Pick out each line containing the string "JSON" and copy it.

###

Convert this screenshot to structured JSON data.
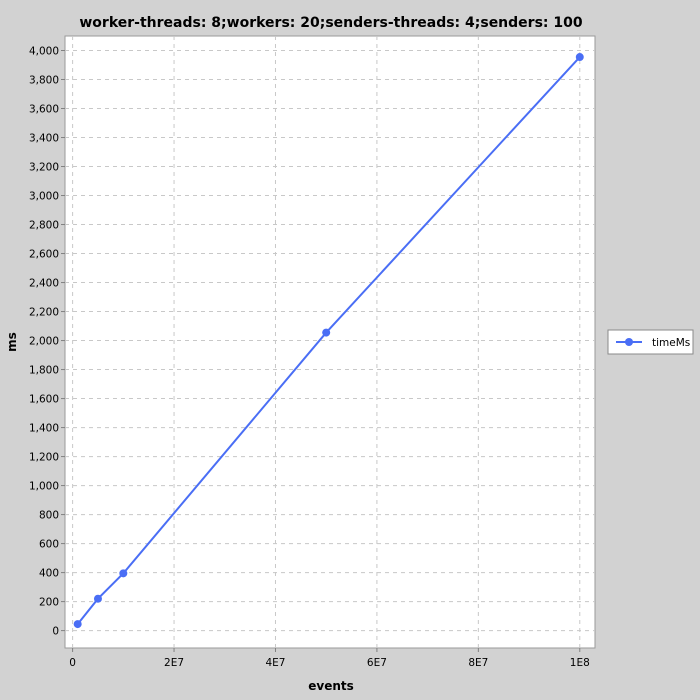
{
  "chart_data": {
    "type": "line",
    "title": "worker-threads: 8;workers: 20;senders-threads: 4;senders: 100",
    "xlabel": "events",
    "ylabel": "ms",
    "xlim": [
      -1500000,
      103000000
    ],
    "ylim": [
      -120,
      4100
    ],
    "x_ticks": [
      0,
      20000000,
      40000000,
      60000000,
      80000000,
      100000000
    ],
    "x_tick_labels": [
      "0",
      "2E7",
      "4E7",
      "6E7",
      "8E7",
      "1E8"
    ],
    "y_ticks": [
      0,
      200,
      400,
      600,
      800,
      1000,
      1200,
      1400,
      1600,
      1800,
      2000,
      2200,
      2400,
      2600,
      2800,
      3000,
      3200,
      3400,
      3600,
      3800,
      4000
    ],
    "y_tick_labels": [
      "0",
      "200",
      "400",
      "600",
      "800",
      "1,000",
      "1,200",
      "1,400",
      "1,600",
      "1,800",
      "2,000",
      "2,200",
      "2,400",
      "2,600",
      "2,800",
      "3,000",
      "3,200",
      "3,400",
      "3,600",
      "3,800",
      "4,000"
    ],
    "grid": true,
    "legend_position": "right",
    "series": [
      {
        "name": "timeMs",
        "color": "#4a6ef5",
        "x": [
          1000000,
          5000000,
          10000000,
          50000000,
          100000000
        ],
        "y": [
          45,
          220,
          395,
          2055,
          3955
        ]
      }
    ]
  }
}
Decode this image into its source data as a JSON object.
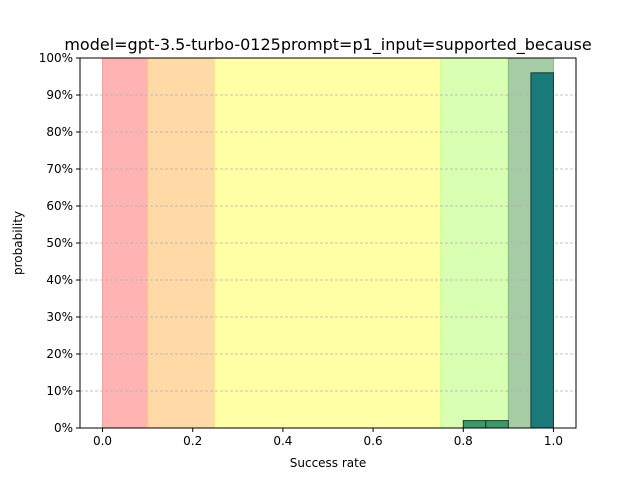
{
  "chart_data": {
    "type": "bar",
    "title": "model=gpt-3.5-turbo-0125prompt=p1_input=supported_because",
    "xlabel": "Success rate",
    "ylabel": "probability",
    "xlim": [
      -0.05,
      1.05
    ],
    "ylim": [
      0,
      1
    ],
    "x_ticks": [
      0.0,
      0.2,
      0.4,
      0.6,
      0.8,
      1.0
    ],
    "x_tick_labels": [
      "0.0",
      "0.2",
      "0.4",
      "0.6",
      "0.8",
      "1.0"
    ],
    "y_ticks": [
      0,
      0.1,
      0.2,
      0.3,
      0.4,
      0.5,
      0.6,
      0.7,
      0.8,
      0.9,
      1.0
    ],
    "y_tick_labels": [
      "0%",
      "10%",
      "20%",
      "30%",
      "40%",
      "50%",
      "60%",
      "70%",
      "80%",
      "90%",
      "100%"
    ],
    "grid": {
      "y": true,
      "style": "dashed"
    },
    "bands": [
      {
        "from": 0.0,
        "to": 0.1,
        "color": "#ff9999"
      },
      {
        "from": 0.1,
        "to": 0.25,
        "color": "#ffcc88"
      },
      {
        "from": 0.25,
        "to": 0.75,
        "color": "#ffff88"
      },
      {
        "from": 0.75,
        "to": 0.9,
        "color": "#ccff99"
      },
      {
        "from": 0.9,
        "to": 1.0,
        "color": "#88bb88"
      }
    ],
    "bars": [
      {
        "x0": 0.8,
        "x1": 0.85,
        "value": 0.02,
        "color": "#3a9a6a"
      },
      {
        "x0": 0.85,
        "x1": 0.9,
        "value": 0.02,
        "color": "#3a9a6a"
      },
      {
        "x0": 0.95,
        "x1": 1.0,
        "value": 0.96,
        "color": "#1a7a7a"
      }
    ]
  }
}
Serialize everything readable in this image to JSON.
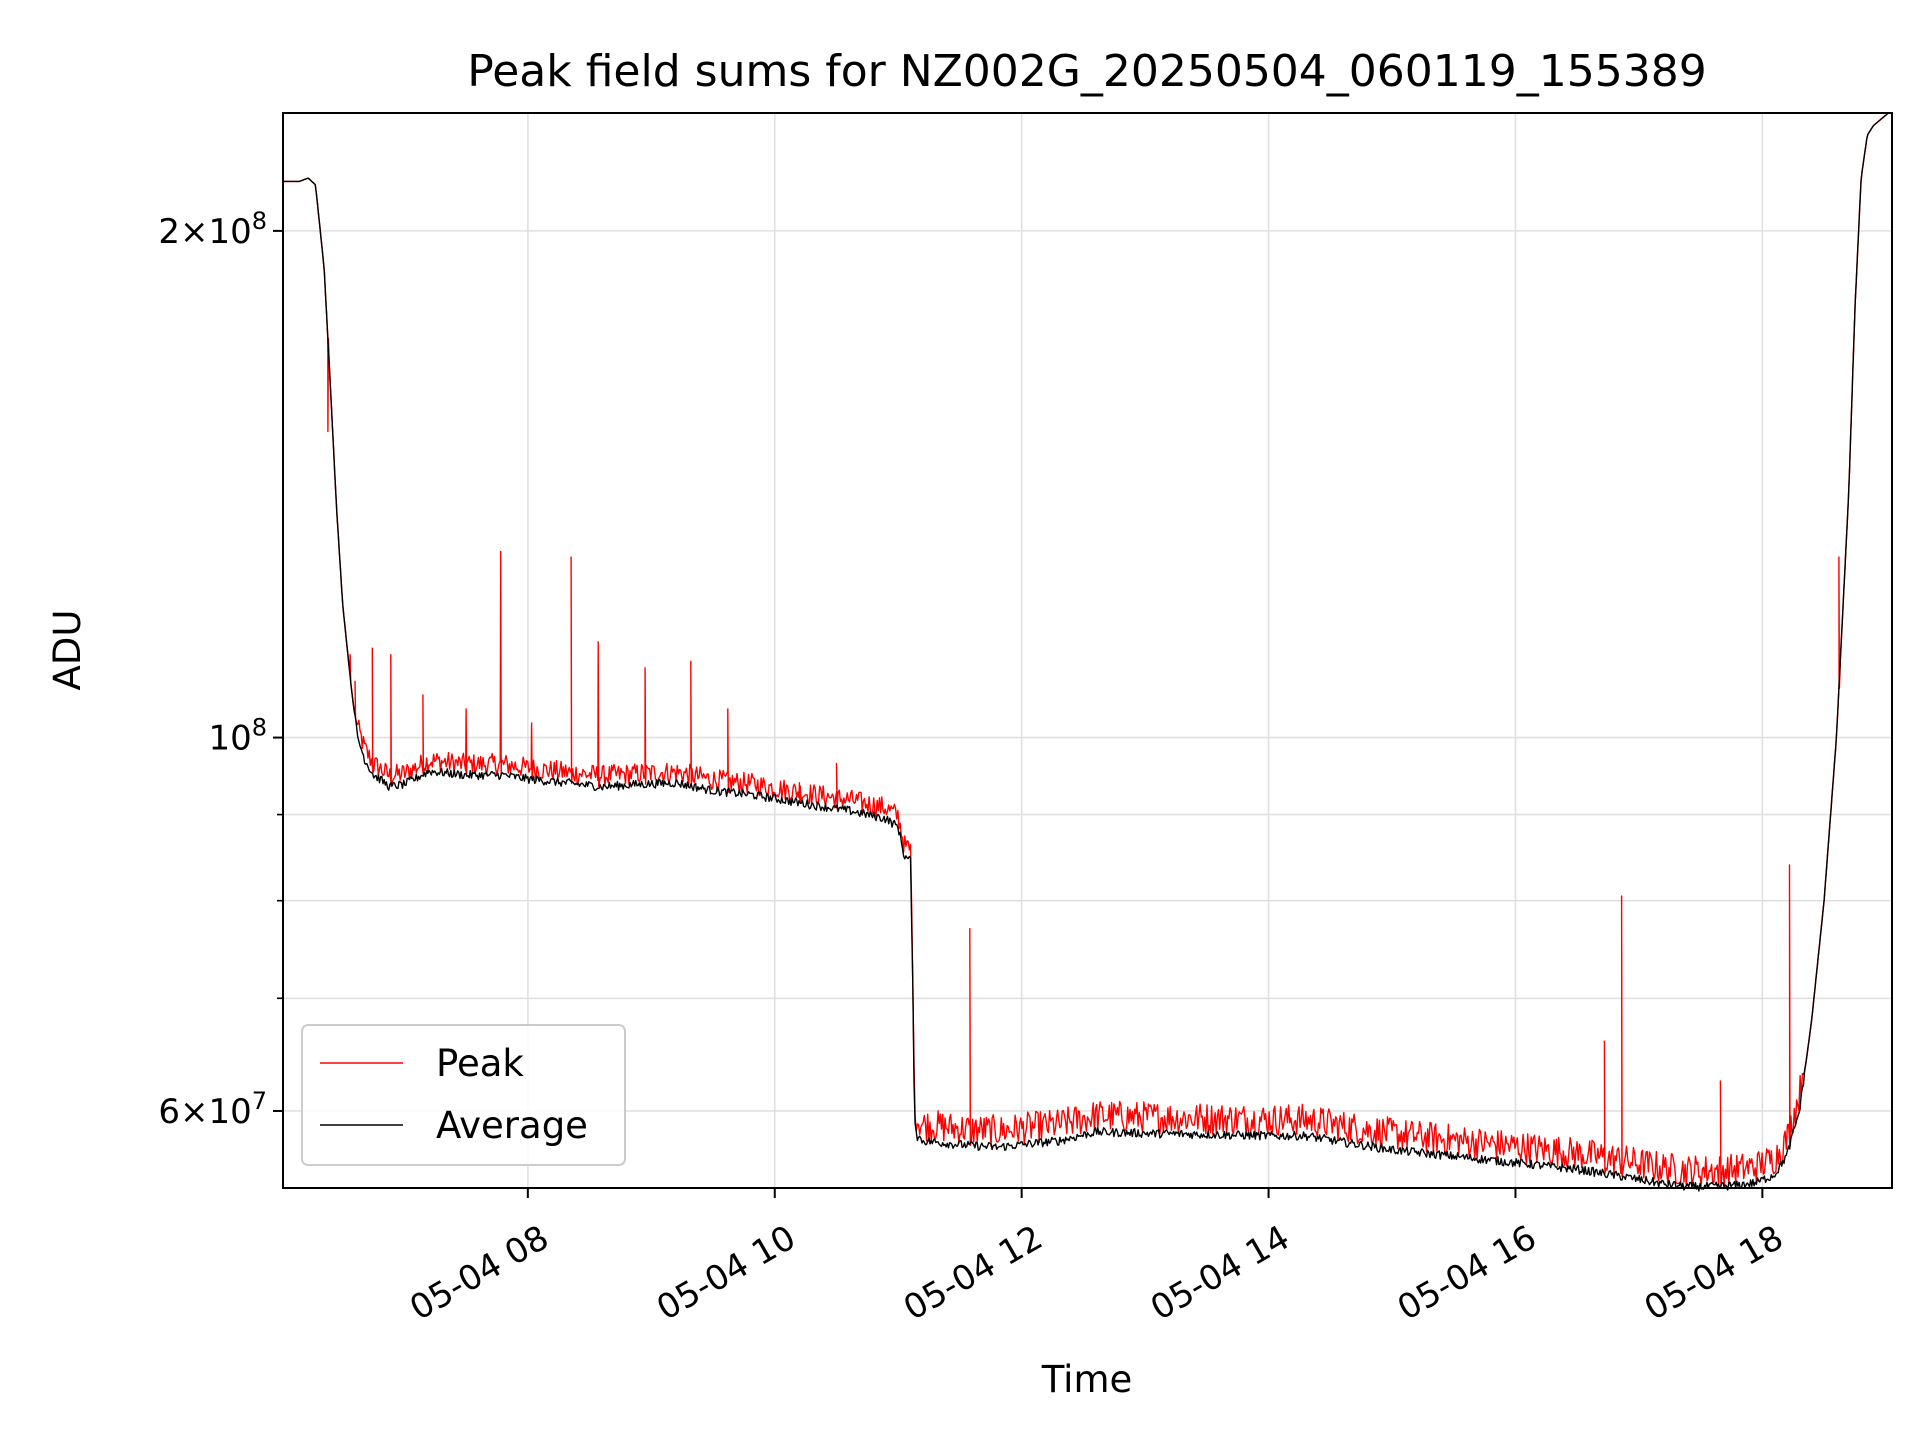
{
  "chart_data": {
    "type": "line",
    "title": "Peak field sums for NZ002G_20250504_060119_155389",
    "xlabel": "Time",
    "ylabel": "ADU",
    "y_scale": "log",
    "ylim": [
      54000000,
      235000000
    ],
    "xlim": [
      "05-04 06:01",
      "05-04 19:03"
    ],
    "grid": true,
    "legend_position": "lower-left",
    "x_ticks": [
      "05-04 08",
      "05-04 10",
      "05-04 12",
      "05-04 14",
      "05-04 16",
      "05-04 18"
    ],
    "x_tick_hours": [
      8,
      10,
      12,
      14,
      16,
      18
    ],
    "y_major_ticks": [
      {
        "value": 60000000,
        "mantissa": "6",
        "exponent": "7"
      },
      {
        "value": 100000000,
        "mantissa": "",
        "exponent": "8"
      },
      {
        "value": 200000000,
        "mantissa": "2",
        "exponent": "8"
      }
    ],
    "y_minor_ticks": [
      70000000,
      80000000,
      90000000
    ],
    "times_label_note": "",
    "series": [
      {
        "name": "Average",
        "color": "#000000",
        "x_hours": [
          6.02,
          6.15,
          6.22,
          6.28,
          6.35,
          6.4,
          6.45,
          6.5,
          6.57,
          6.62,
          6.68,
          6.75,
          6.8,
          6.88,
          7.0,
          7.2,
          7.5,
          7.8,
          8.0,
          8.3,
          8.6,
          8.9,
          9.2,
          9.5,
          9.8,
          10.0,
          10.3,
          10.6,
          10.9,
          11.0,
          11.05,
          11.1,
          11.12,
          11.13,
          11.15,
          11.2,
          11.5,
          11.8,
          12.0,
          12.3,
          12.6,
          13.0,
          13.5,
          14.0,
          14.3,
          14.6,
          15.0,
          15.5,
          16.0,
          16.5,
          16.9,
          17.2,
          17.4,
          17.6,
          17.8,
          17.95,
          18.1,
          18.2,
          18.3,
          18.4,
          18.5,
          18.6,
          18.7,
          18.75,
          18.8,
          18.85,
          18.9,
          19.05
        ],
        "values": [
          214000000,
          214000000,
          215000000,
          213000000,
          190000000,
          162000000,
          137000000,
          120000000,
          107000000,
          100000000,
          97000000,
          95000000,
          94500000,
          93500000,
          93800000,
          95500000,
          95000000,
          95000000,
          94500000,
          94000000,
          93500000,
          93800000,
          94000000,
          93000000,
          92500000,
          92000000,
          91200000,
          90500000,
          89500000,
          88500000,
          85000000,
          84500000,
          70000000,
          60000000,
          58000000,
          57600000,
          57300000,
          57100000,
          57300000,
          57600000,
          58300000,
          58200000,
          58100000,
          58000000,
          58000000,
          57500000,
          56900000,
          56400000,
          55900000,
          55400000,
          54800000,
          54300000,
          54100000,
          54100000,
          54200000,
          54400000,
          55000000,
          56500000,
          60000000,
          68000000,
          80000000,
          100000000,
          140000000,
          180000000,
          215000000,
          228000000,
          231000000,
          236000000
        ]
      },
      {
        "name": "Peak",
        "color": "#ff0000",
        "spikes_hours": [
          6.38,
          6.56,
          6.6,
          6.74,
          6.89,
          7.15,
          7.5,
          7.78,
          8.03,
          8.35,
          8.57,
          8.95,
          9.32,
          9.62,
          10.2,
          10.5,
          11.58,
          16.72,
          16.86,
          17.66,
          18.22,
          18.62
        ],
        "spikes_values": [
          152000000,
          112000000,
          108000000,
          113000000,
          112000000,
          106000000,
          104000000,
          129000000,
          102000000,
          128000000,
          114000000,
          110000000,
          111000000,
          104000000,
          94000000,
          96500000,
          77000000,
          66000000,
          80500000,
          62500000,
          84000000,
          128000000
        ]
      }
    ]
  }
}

###

* [Answer to this task]
Convert this screenshot to structured JSON data.
Decode this image into its source data as a JSON object.
Serialize everything readable in this image to JSON.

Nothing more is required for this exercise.